» **What the task requires**: Can you write out all the lines word for word, with no pictures?
# # #
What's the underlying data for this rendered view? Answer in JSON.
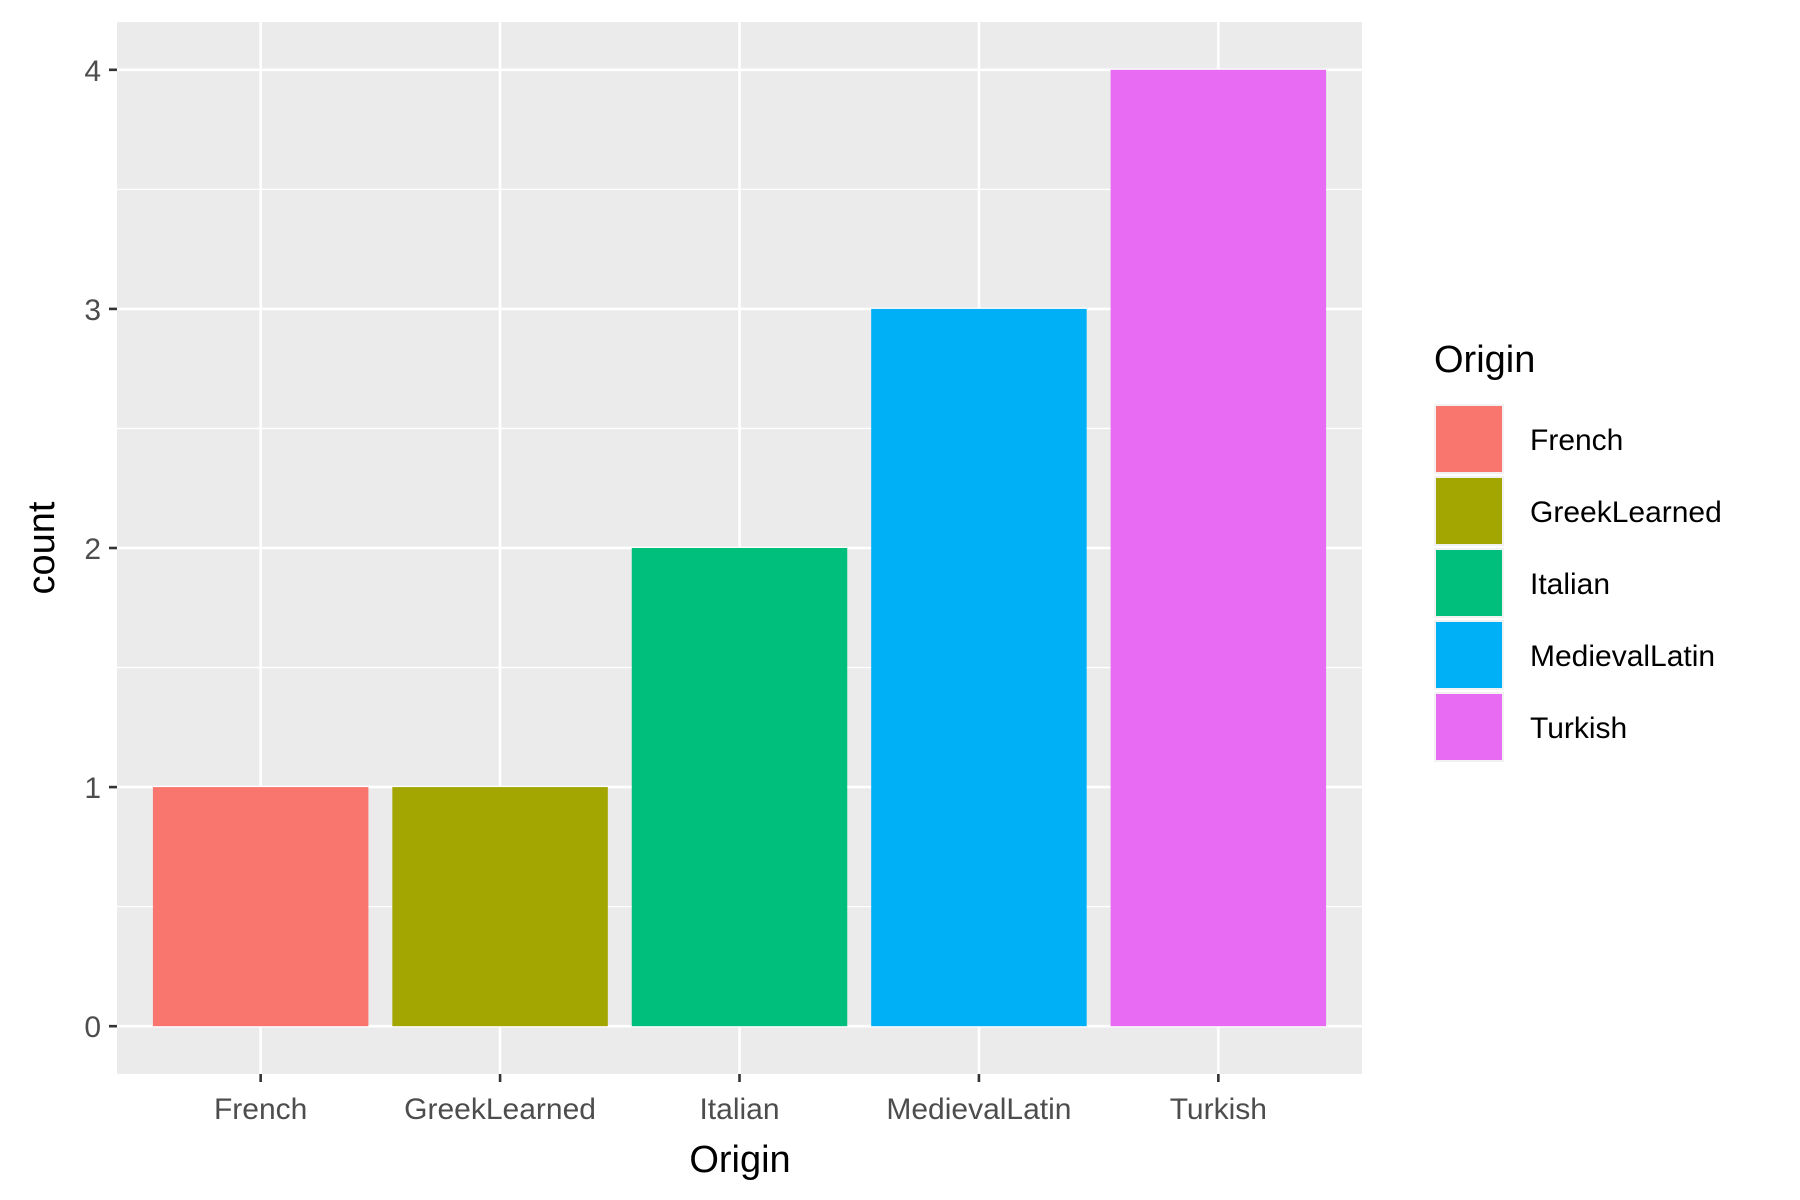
{
  "chart_data": {
    "type": "bar",
    "categories": [
      "French",
      "GreekLearned",
      "Italian",
      "MedievalLatin",
      "Turkish"
    ],
    "values": [
      1,
      1,
      2,
      3,
      4
    ],
    "colors": [
      "#F8766D",
      "#A3A500",
      "#00BF7D",
      "#00B0F6",
      "#E76BF3"
    ],
    "title": "",
    "xlabel": "Origin",
    "ylabel": "count",
    "ylim": [
      -0.2,
      4.2
    ],
    "yticks": [
      0,
      1,
      2,
      3,
      4
    ],
    "grid": true,
    "panel_background": "#EBEBEB",
    "grid_color": "#FFFFFF",
    "legend": {
      "title": "Origin",
      "placement": "right",
      "entries": [
        "French",
        "GreekLearned",
        "Italian",
        "MedievalLatin",
        "Turkish"
      ]
    }
  }
}
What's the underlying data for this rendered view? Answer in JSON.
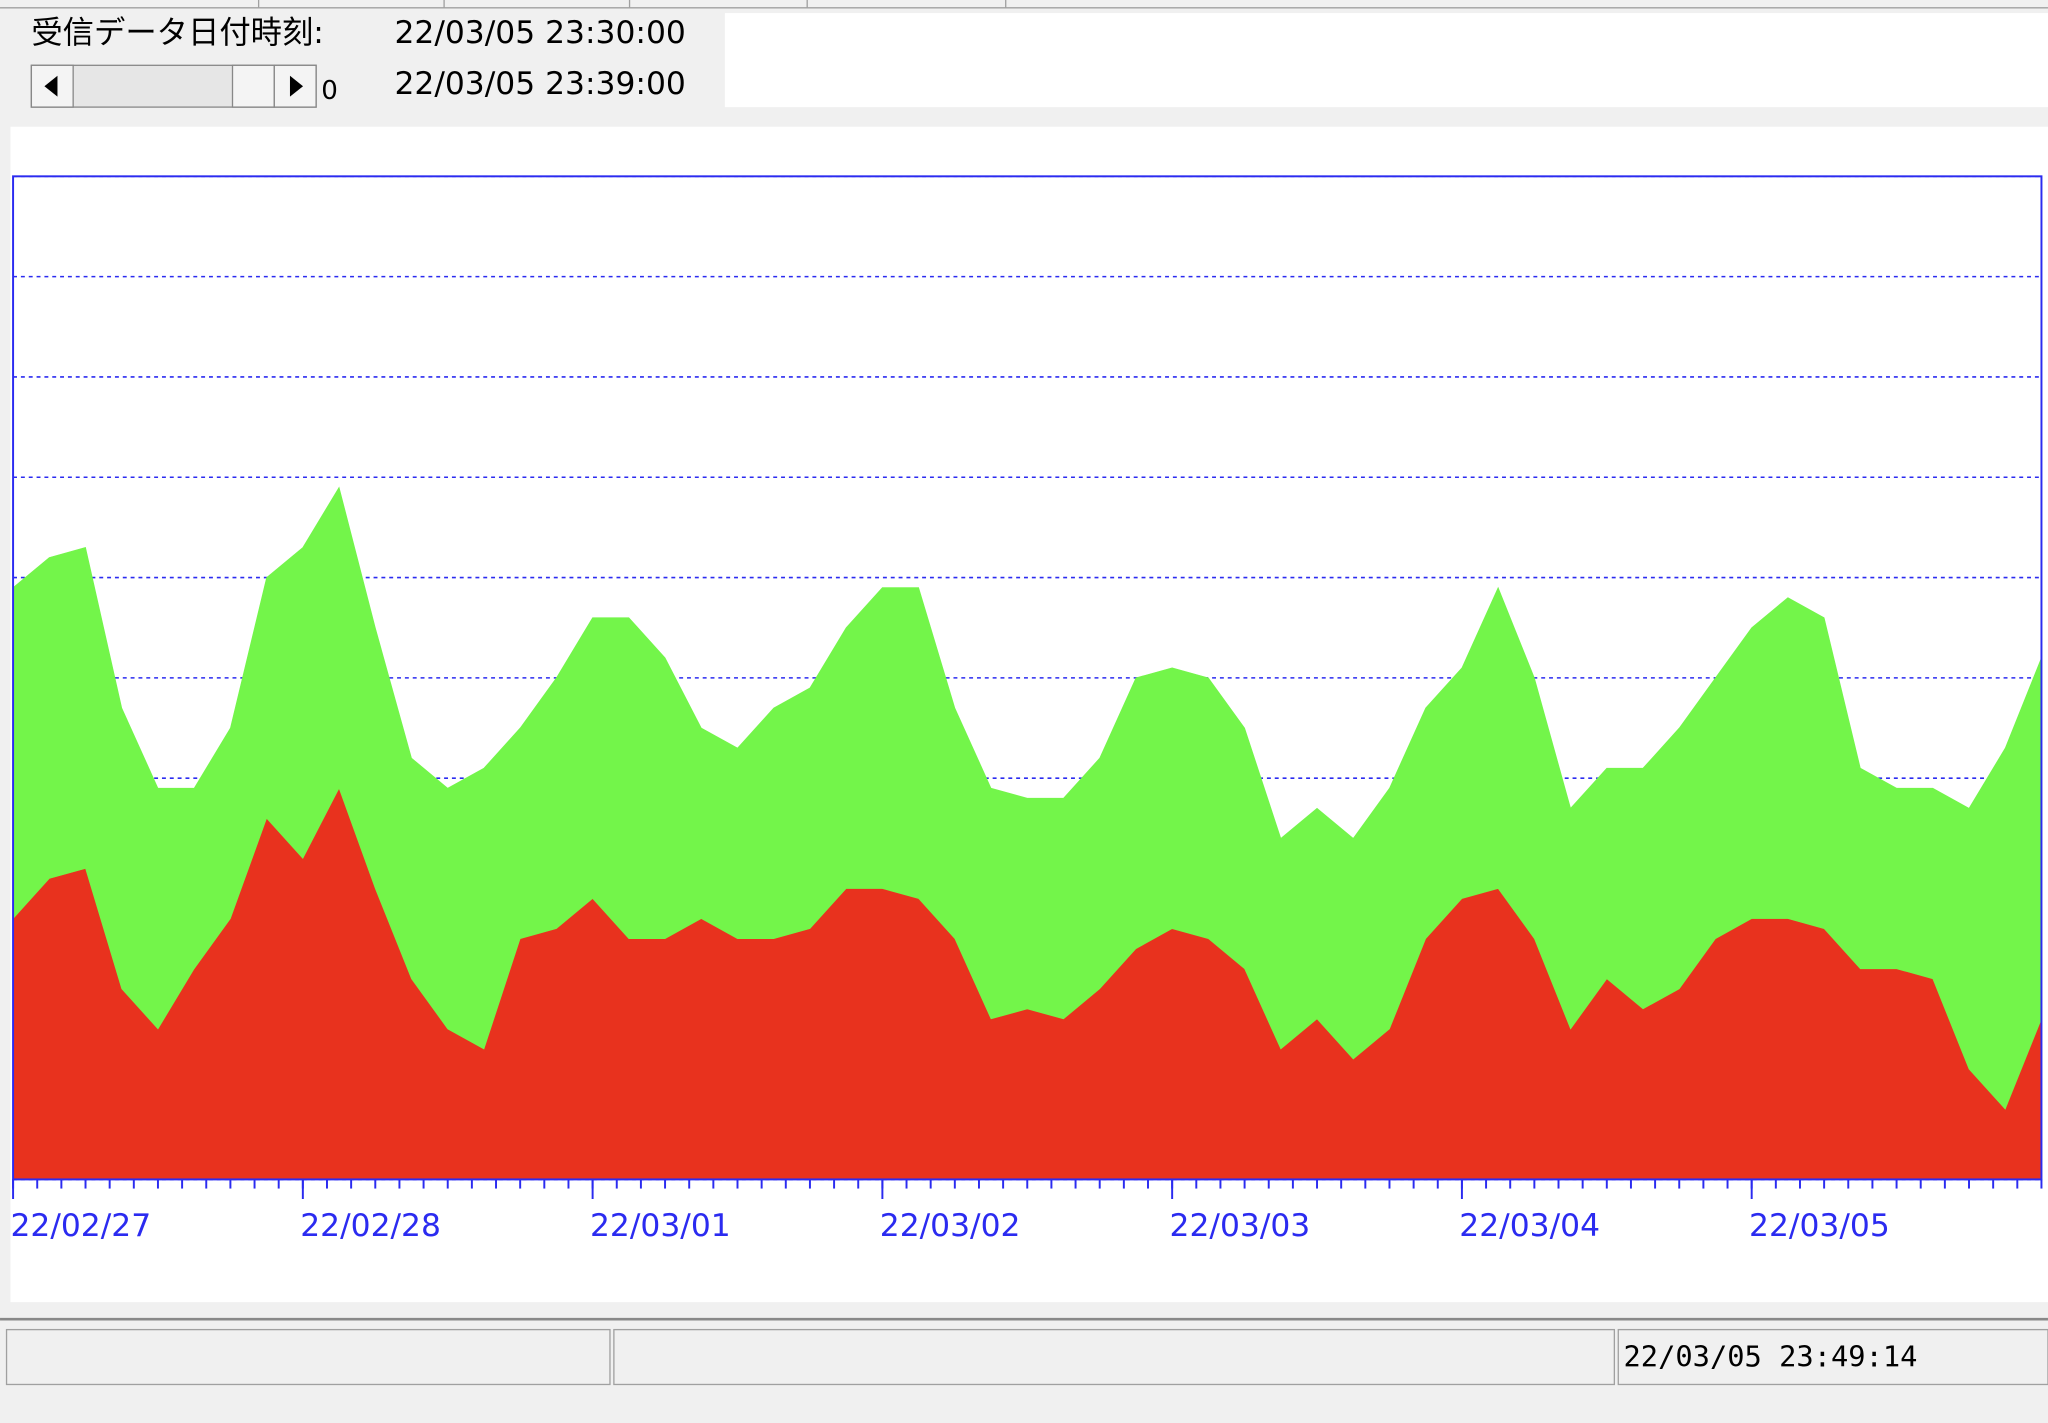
{
  "header": {
    "label": "受信データ日付時刻:",
    "time_from": "22/03/05 23:30:00",
    "time_to": "22/03/05 23:39:00",
    "scroll_value": "0"
  },
  "status_bar": {
    "timestamp": "22/03/05 23:49:14"
  },
  "chart_data": {
    "type": "area",
    "stacked": true,
    "x": [
      0,
      3,
      6,
      9,
      12,
      15,
      18,
      21,
      24,
      27,
      30,
      33,
      36,
      39,
      42,
      45,
      48,
      51,
      54,
      57,
      60,
      63,
      66,
      69,
      72,
      75,
      78,
      81,
      84,
      87,
      90,
      93,
      96,
      99,
      102,
      105,
      108,
      111,
      114,
      117,
      120,
      123,
      126,
      129,
      132,
      135,
      138,
      141,
      144,
      147,
      150,
      153,
      156,
      159,
      162,
      165,
      168
    ],
    "series": [
      {
        "color": "#e8321e",
        "values": [
          26,
          30,
          31,
          19,
          15,
          21,
          26,
          36,
          32,
          39,
          29,
          20,
          15,
          13,
          24,
          25,
          28,
          24,
          24,
          26,
          24,
          24,
          25,
          29,
          29,
          28,
          24,
          16,
          17,
          16,
          19,
          23,
          25,
          24,
          21,
          13,
          16,
          12,
          15,
          24,
          28,
          29,
          24,
          15,
          20,
          17,
          19,
          24,
          26,
          26,
          25,
          21,
          21,
          20,
          11,
          7,
          16
        ]
      },
      {
        "color": "#73f54a",
        "values": [
          33,
          32,
          32,
          28,
          24,
          18,
          19,
          24,
          31,
          30,
          26,
          22,
          24,
          28,
          21,
          25,
          28,
          32,
          28,
          19,
          19,
          23,
          24,
          26,
          30,
          31,
          23,
          23,
          21,
          22,
          23,
          27,
          26,
          26,
          24,
          21,
          21,
          22,
          24,
          23,
          23,
          30,
          26,
          22,
          21,
          24,
          26,
          26,
          29,
          32,
          31,
          20,
          18,
          19,
          26,
          36,
          36
        ]
      }
    ],
    "xlim": [
      0,
      168
    ],
    "xticks": [
      {
        "value": 0,
        "label": "22/02/27"
      },
      {
        "value": 24,
        "label": "22/02/28"
      },
      {
        "value": 48,
        "label": "22/03/01"
      },
      {
        "value": 72,
        "label": "22/03/02"
      },
      {
        "value": 96,
        "label": "22/03/03"
      },
      {
        "value": 120,
        "label": "22/03/04"
      },
      {
        "value": 144,
        "label": "22/03/05"
      }
    ],
    "xminorticks": [
      0,
      2,
      4,
      6,
      8,
      10,
      12,
      14,
      16,
      18,
      20,
      22,
      24,
      26,
      28,
      30,
      32,
      34,
      36,
      38,
      40,
      42,
      44,
      46,
      48,
      50,
      52,
      54,
      56,
      58,
      60,
      62,
      64,
      66,
      68,
      70,
      72,
      74,
      76,
      78,
      80,
      82,
      84,
      86,
      88,
      90,
      92,
      94,
      96,
      98,
      100,
      102,
      104,
      106,
      108,
      110,
      112,
      114,
      116,
      118,
      120,
      122,
      124,
      126,
      128,
      130,
      132,
      134,
      136,
      138,
      140,
      142,
      144,
      146,
      148,
      150,
      152,
      154,
      156,
      158,
      160,
      162,
      164,
      166,
      168
    ],
    "ylim": [
      0,
      100
    ],
    "yticks": [
      0,
      10,
      20,
      30,
      40,
      50,
      60,
      70,
      80,
      90,
      100
    ],
    "grid": true
  }
}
# # #
» **Answer to the task**:
What's the underlying data for this rendered view? Answer in JSON.
{
  "chart_data": {
    "type": "bar",
    "categories": [
      "French",
      "GreekLearned",
      "Italian",
      "MedievalLatin",
      "Turkish"
    ],
    "values": [
      1,
      1,
      2,
      3,
      4
    ],
    "colors": [
      "#F8766D",
      "#A3A500",
      "#00BF7D",
      "#00B0F6",
      "#E76BF3"
    ],
    "title": "",
    "xlabel": "Origin",
    "ylabel": "count",
    "ylim": [
      -0.2,
      4.2
    ],
    "yticks": [
      0,
      1,
      2,
      3,
      4
    ],
    "grid": true,
    "panel_background": "#EBEBEB",
    "grid_color": "#FFFFFF",
    "legend": {
      "title": "Origin",
      "placement": "right",
      "entries": [
        "French",
        "GreekLearned",
        "Italian",
        "MedievalLatin",
        "Turkish"
      ]
    }
  }
}
What's the underlying data for this rendered view? Answer in JSON.
{
  "header": {
    "label": "受信データ日付時刻:",
    "time_from": "22/03/05 23:30:00",
    "time_to": "22/03/05 23:39:00",
    "scroll_value": "0"
  },
  "status_bar": {
    "timestamp": "22/03/05 23:49:14"
  },
  "chart_data": {
    "type": "area",
    "stacked": true,
    "x": [
      0,
      3,
      6,
      9,
      12,
      15,
      18,
      21,
      24,
      27,
      30,
      33,
      36,
      39,
      42,
      45,
      48,
      51,
      54,
      57,
      60,
      63,
      66,
      69,
      72,
      75,
      78,
      81,
      84,
      87,
      90,
      93,
      96,
      99,
      102,
      105,
      108,
      111,
      114,
      117,
      120,
      123,
      126,
      129,
      132,
      135,
      138,
      141,
      144,
      147,
      150,
      153,
      156,
      159,
      162,
      165,
      168
    ],
    "series": [
      {
        "color": "#e8321e",
        "values": [
          26,
          30,
          31,
          19,
          15,
          21,
          26,
          36,
          32,
          39,
          29,
          20,
          15,
          13,
          24,
          25,
          28,
          24,
          24,
          26,
          24,
          24,
          25,
          29,
          29,
          28,
          24,
          16,
          17,
          16,
          19,
          23,
          25,
          24,
          21,
          13,
          16,
          12,
          15,
          24,
          28,
          29,
          24,
          15,
          20,
          17,
          19,
          24,
          26,
          26,
          25,
          21,
          21,
          20,
          11,
          7,
          16
        ]
      },
      {
        "color": "#73f54a",
        "values": [
          33,
          32,
          32,
          28,
          24,
          18,
          19,
          24,
          31,
          30,
          26,
          22,
          24,
          28,
          21,
          25,
          28,
          32,
          28,
          19,
          19,
          23,
          24,
          26,
          30,
          31,
          23,
          23,
          21,
          22,
          23,
          27,
          26,
          26,
          24,
          21,
          21,
          22,
          24,
          23,
          23,
          30,
          26,
          22,
          21,
          24,
          26,
          26,
          29,
          32,
          31,
          20,
          18,
          19,
          26,
          36,
          36
        ]
      }
    ],
    "xlim": [
      0,
      168
    ],
    "xticks": [
      {
        "value": 0,
        "label": "22/02/27"
      },
      {
        "value": 24,
        "label": "22/02/28"
      },
      {
        "value": 48,
        "label": "22/03/01"
      },
      {
        "value": 72,
        "label": "22/03/02"
      },
      {
        "value": 96,
        "label": "22/03/03"
      },
      {
        "value": 120,
        "label": "22/03/04"
      },
      {
        "value": 144,
        "label": "22/03/05"
      }
    ],
    "xminorticks": [
      0,
      2,
      4,
      6,
      8,
      10,
      12,
      14,
      16,
      18,
      20,
      22,
      24,
      26,
      28,
      30,
      32,
      34,
      36,
      38,
      40,
      42,
      44,
      46,
      48,
      50,
      52,
      54,
      56,
      58,
      60,
      62,
      64,
      66,
      68,
      70,
      72,
      74,
      76,
      78,
      80,
      82,
      84,
      86,
      88,
      90,
      92,
      94,
      96,
      98,
      100,
      102,
      104,
      106,
      108,
      110,
      112,
      114,
      116,
      118,
      120,
      122,
      124,
      126,
      128,
      130,
      132,
      134,
      136,
      138,
      140,
      142,
      144,
      146,
      148,
      150,
      152,
      154,
      156,
      158,
      160,
      162,
      164,
      166,
      168
    ],
    "ylim": [
      0,
      100
    ],
    "yticks": [
      0,
      10,
      20,
      30,
      40,
      50,
      60,
      70,
      80,
      90,
      100
    ],
    "grid": true
  }
}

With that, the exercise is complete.